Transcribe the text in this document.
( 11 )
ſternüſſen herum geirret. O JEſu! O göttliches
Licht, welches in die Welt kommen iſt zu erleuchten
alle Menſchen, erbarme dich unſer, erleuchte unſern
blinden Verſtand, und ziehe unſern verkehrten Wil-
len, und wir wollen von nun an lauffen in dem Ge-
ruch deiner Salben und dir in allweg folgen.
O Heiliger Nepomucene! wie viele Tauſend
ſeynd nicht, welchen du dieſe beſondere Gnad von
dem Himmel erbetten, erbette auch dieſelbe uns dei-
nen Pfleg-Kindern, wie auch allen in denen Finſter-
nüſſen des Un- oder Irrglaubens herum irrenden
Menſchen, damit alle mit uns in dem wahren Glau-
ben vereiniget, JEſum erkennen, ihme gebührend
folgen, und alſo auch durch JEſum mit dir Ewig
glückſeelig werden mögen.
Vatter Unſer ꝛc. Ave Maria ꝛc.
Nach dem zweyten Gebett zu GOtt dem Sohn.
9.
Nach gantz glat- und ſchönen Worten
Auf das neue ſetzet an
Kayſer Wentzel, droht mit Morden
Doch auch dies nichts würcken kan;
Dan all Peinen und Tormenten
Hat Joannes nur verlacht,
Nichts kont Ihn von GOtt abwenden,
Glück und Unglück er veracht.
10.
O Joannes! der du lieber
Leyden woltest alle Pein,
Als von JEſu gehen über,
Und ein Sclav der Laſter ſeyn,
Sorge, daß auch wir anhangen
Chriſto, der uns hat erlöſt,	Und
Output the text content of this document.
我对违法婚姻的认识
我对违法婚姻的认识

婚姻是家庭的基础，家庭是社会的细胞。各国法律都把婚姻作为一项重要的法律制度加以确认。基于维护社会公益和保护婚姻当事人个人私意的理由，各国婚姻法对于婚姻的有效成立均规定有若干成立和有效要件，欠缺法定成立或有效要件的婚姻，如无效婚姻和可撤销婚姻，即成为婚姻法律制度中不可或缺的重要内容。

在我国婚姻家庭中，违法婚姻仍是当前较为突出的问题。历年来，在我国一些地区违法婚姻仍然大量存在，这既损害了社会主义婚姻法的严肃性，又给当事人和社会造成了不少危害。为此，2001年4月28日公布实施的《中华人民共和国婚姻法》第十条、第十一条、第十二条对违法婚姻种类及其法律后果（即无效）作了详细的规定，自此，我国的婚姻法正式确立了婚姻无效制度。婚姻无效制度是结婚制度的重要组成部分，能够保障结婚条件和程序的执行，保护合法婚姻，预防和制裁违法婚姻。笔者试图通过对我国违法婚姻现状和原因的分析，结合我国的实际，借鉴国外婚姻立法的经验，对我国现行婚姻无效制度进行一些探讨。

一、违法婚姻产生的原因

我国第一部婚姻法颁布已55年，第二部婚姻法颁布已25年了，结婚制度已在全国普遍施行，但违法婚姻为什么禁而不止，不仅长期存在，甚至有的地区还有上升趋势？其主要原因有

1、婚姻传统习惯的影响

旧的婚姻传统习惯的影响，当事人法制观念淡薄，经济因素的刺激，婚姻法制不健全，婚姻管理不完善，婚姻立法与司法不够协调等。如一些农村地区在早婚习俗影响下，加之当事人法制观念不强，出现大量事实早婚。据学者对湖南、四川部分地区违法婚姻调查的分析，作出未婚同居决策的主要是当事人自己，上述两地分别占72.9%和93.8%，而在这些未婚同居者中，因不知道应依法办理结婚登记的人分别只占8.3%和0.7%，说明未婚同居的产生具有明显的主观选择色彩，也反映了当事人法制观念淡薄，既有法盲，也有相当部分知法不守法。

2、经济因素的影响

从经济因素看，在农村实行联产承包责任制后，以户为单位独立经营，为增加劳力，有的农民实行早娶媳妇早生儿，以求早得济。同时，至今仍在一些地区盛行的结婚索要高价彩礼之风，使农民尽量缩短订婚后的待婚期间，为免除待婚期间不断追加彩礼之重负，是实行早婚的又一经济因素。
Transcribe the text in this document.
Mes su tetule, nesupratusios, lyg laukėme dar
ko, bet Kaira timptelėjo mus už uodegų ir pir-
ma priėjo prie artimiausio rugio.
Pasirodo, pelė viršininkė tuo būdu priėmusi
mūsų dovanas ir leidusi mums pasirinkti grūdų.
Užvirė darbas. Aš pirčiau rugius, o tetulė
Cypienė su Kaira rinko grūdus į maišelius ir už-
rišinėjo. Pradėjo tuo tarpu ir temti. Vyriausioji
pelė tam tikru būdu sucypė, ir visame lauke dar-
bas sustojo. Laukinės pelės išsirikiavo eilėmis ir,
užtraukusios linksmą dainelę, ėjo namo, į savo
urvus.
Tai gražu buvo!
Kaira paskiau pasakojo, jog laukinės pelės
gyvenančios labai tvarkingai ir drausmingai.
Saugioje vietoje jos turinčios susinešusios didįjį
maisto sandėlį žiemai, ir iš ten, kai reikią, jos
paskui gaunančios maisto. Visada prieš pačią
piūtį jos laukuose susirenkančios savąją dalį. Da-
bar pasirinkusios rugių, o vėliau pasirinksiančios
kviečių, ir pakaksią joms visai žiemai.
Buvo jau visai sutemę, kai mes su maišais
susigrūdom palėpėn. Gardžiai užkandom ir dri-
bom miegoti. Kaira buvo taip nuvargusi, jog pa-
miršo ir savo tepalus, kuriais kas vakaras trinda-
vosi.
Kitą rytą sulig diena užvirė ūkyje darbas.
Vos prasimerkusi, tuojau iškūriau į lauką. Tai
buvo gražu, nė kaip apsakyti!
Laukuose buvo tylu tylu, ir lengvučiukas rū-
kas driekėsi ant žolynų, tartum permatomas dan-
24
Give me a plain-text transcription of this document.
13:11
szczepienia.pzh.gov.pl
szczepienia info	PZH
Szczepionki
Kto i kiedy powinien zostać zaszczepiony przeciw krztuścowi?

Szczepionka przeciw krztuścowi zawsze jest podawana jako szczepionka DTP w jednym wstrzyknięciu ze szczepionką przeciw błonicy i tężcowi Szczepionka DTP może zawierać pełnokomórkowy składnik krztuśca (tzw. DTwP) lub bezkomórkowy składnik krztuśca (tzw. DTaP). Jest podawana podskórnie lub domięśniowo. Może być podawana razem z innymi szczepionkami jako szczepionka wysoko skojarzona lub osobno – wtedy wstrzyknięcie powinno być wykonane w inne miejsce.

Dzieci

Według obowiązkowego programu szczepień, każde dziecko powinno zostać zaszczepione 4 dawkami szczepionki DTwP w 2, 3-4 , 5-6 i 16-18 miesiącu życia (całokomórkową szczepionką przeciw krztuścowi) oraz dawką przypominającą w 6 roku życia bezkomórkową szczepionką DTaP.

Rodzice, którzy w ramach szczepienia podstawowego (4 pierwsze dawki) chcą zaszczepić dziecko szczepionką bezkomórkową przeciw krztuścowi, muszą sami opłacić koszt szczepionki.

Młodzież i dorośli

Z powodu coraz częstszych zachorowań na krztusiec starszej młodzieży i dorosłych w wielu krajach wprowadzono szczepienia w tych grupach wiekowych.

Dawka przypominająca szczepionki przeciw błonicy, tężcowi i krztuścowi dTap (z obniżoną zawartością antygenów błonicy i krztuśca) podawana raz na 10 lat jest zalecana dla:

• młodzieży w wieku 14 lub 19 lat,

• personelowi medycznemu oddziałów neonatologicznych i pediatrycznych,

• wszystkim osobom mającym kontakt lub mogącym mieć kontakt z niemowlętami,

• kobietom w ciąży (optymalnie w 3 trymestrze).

━━━━━━━━━━━━━━━━

WHAT YOU SHOULD DO: Search the entries for "zostać" and copy out each line that has it.

CORRECT RESULT:
Kto i kiedy powinien zostać zaszczepiony przeciw krztuścowi?
Według obowiązkowego programu szczepień, każde dziecko powinno zostać zaszczepione 4 dawkami szczepionki DTwP w 2, 3-4 , 5-6 i 16-18 miesiącu życia (całokomórkową szczepionką przeciw krztuścowi) oraz dawką przypominającą w 6 roku życia bezkomórkową szczepionką DTaP.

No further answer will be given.